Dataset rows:

———

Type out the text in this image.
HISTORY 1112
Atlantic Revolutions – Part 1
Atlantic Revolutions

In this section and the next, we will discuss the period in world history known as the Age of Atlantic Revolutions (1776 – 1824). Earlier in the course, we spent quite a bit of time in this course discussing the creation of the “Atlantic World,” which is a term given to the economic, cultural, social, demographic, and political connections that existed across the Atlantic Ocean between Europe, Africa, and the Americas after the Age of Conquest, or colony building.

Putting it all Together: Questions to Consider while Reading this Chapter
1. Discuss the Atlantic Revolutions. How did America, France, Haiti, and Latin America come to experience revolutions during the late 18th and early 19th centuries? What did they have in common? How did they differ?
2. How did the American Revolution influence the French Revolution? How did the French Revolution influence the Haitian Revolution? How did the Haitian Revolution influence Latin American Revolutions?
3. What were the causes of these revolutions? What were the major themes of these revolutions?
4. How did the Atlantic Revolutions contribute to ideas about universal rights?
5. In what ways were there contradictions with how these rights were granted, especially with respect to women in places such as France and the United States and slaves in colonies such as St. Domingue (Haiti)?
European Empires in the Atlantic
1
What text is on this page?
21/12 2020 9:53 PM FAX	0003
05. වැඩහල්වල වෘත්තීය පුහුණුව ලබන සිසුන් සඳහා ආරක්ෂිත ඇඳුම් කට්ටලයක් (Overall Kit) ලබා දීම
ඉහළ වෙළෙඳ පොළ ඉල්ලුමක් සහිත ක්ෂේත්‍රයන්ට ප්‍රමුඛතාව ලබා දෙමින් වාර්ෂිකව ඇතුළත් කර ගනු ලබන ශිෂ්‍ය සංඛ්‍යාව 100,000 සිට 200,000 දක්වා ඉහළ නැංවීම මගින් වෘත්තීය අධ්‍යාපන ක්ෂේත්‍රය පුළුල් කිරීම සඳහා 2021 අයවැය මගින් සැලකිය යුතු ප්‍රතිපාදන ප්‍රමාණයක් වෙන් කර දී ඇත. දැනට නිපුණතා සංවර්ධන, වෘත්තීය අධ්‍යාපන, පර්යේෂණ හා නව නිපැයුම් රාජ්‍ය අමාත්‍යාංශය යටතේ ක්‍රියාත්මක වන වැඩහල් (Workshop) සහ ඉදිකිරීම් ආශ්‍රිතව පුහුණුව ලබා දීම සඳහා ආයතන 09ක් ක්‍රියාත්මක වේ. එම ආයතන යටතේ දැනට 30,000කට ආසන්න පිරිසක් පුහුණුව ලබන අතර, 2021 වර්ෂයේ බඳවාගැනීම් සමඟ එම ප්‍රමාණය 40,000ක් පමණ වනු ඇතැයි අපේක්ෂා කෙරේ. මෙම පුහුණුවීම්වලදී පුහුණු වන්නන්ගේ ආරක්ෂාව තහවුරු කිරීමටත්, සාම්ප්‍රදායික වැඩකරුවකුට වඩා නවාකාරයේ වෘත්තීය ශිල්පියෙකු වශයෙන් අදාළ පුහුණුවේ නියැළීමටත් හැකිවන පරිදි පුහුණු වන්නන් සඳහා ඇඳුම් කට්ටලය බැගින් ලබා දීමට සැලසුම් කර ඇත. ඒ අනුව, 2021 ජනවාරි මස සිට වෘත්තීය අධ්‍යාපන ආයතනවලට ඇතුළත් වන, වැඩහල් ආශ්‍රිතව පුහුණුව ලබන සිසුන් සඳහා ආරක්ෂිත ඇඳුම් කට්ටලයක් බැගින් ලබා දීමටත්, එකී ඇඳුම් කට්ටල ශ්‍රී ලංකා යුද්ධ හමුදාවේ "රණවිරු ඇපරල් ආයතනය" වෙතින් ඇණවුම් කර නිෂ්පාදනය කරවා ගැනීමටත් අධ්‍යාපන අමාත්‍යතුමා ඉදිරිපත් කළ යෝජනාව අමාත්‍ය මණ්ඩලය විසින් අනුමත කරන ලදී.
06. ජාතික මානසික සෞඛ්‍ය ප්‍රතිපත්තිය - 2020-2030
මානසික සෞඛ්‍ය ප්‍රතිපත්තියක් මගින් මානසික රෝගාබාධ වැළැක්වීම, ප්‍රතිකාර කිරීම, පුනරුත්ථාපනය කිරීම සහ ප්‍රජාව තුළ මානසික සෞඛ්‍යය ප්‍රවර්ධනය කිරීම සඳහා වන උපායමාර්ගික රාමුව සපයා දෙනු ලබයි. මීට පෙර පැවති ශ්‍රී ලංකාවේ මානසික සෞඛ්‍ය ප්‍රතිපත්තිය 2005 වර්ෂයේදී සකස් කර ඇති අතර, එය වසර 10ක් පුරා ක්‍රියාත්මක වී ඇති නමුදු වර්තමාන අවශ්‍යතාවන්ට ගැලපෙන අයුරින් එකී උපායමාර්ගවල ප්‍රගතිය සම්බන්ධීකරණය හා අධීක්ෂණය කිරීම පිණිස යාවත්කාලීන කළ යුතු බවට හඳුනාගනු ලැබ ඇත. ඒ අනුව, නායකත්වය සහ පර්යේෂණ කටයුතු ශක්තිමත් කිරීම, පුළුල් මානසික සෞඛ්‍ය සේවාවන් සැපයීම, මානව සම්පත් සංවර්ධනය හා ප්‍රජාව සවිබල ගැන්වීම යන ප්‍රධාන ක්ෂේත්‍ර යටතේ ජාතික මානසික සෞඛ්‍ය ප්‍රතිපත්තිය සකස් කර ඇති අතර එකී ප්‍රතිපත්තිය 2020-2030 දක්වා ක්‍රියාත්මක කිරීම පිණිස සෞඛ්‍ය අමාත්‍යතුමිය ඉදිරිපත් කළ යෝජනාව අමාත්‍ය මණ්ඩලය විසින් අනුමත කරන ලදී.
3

———

WHAT THE TASK REQUIRES:
The entries above must be returned exactly.

THE RESPONSE:
Type out the text in this image.
HISTORY 1112
Atlantic Revolutions – Part 1
Atlantic Revolutions

In this section and the next, we will discuss the period in world history known as the Age of Atlantic Revolutions (1776 – 1824). Earlier in the course, we spent quite a bit of time in this course discussing the creation of the “Atlantic World,” which is a term given to the economic, cultural, social, demographic, and political connections that existed across the Atlantic Ocean between Europe, Africa, and the Americas after the Age of Conquest, or colony building.

Putting it all Together: Questions to Consider while Reading this Chapter
1. Discuss the Atlantic Revolutions. How did America, France, Haiti, and Latin America come to experience revolutions during the late 18th and early 19th centuries? What did they have in common? How did they differ?
2. How did the American Revolution influence the French Revolution? How did the French Revolution influence the Haitian Revolution? How did the Haitian Revolution influence Latin American Revolutions?
3. What were the causes of these revolutions? What were the major themes of these revolutions?
4. How did the Atlantic Revolutions contribute to ideas about universal rights?
5. In what ways were there contradictions with how these rights were granted, especially with respect to women in places such as France and the United States and slaves in colonies such as St. Domingue (Haiti)?
European Empires in the Atlantic
1
What text is on this page?
21/12 2020 9:53 PM FAX	0003
05. වැඩහල්වල වෘත්තීය පුහුණුව ලබන සිසුන් සඳහා ආරක්ෂිත ඇඳුම් කට්ටලයක් (Overall Kit) ලබා දීම
ඉහළ වෙළෙඳ පොළ ඉල්ලුමක් සහිත ක්ෂේත්‍රයන්ට ප්‍රමුඛතාව ලබා දෙමින් වාර්ෂිකව ඇතුළත් කර ගනු ලබන ශිෂ්‍ය සංඛ්‍යාව 100,000 සිට 200,000 දක්වා ඉහළ නැංවීම මගින් වෘත්තීය අධ්‍යාපන ක්ෂේත්‍රය පුළුල් කිරීම සඳහා 2021 අයවැය මගින් සැලකිය යුතු ප්‍රතිපාදන ප්‍රමාණයක් වෙන් කර දී ඇත. දැනට නිපුණතා සංවර්ධන, වෘත්තීය අධ්‍යාපන, පර්යේෂණ හා නව නිපැයුම් රාජ්‍ය අමාත්‍යාංශය යටතේ ක්‍රියාත්මක වන වැඩහල් (Workshop) සහ ඉදිකිරීම් ආශ්‍රිතව පුහුණුව ලබා දීම සඳහා ආයතන 09ක් ක්‍රියාත්මක වේ. එම ආයතන යටතේ දැනට 30,000කට ආසන්න පිරිසක් පුහුණුව ලබන අතර, 2021 වර්ෂයේ බඳවාගැනීම් සමඟ එම ප්‍රමාණය 40,000ක් පමණ වනු ඇතැයි අපේක්ෂා කෙරේ. මෙම පුහුණුවීම්වලදී පුහුණු වන්නන්ගේ ආරක්ෂාව තහවුරු කිරීමටත්, සාම්ප්‍රදායික වැඩකරුවකුට වඩා නවාකාරයේ වෘත්තීය ශිල්පියෙකු වශයෙන් අදාළ පුහුණුවේ නියැළීමටත් හැකිවන පරිදි පුහුණු වන්නන් සඳහා ඇඳුම් කට්ටලය බැගින් ලබා දීමට සැලසුම් කර ඇත. ඒ අනුව, 2021 ජනවාරි මස සිට වෘත්තීය අධ්‍යාපන ආයතනවලට ඇතුළත් වන, වැඩහල් ආශ්‍රිතව පුහුණුව ලබන සිසුන් සඳහා ආරක්ෂිත ඇඳුම් කට්ටලයක් බැගින් ලබා දීමටත්, එකී ඇඳුම් කට්ටල ශ්‍රී ලංකා යුද්ධ හමුදාවේ "රණවිරු ඇපරල් ආයතනය" වෙතින් ඇණවුම් කර නිෂ්පාදනය කරවා ගැනීමටත් අධ්‍යාපන අමාත්‍යතුමා ඉදිරිපත් කළ යෝජනාව අමාත්‍ය මණ්ඩලය විසින් අනුමත කරන ලදී.
06. ජාතික මානසික සෞඛ්‍ය ප්‍රතිපත්තිය - 2020-2030
මානසික සෞඛ්‍ය ප්‍රතිපත්තියක් මගින් මානසික රෝගාබාධ වැළැක්වීම, ප්‍රතිකාර කිරීම, පුනරුත්ථාපනය කිරීම සහ ප්‍රජාව තුළ මානසික සෞඛ්‍යය ප්‍රවර්ධනය කිරීම සඳහා වන උපායමාර්ගික රාමුව සපයා දෙනු ලබයි. මීට පෙර පැවති ශ්‍රී ලංකාවේ මානසික සෞඛ්‍ය ප්‍රතිපත්තිය 2005 වර්ෂයේදී සකස් කර ඇති අතර, එය වසර 10ක් පුරා ක්‍රියාත්මක වී ඇති නමුදු වර්තමාන අවශ්‍යතාවන්ට ගැලපෙන අයුරින් එකී උපායමාර්ගවල ප්‍රගතිය සම්බන්ධීකරණය හා අධීක්ෂණය කිරීම පිණිස යාවත්කාලීන කළ යුතු බවට හඳුනාගනු ලැබ ඇත. ඒ අනුව, නායකත්වය සහ පර්යේෂණ කටයුතු ශක්තිමත් කිරීම, පුළුල් මානසික සෞඛ්‍ය සේවාවන් සැපයීම, මානව සම්පත් සංවර්ධනය හා ප්‍රජාව සවිබල ගැන්වීම යන ප්‍රධාන ක්ෂේත්‍ර යටතේ ජාතික මානසික සෞඛ්‍ය ප්‍රතිපත්තිය සකස් කර ඇති අතර එකී ප්‍රතිපත්තිය 2020-2030 දක්වා ක්‍රියාත්මක කිරීම පිණිස සෞඛ්‍ය අමාත්‍යතුමිය ඉදිරිපත් කළ යෝජනාව අමාත්‍ය මණ්ඩලය විසින් අනුමත කරන ලදී.
3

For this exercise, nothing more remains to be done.